Challenge: Extract each line bearing the word "Multiple".

— Start of Data shown —

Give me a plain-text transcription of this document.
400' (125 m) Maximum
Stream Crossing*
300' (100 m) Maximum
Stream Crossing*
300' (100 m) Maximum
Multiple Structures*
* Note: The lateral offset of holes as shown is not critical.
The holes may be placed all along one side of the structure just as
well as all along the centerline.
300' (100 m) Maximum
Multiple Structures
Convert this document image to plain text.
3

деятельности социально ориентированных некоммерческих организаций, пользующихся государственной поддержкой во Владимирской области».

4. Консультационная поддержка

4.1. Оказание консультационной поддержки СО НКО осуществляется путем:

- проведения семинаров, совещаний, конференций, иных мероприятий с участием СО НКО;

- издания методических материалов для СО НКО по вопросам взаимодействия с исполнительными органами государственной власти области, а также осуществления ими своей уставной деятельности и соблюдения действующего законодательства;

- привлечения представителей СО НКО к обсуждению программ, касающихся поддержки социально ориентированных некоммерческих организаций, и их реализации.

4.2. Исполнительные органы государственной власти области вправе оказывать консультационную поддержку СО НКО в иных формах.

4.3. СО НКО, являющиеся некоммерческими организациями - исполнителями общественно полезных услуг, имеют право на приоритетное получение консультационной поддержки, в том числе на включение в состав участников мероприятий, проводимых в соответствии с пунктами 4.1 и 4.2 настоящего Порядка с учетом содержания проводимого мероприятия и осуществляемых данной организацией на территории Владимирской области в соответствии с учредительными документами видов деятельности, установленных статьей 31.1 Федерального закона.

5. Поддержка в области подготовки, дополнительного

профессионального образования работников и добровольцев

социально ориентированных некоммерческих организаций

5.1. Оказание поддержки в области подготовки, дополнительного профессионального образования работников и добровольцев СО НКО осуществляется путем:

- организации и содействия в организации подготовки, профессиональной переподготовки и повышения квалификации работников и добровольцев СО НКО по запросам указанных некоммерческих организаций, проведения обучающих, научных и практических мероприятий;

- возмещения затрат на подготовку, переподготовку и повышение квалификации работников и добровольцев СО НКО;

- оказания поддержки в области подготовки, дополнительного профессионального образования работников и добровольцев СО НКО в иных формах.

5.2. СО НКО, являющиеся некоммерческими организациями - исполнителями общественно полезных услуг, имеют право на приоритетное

— End of Data shown —

The result:
Multiple Structures*
Multiple Structures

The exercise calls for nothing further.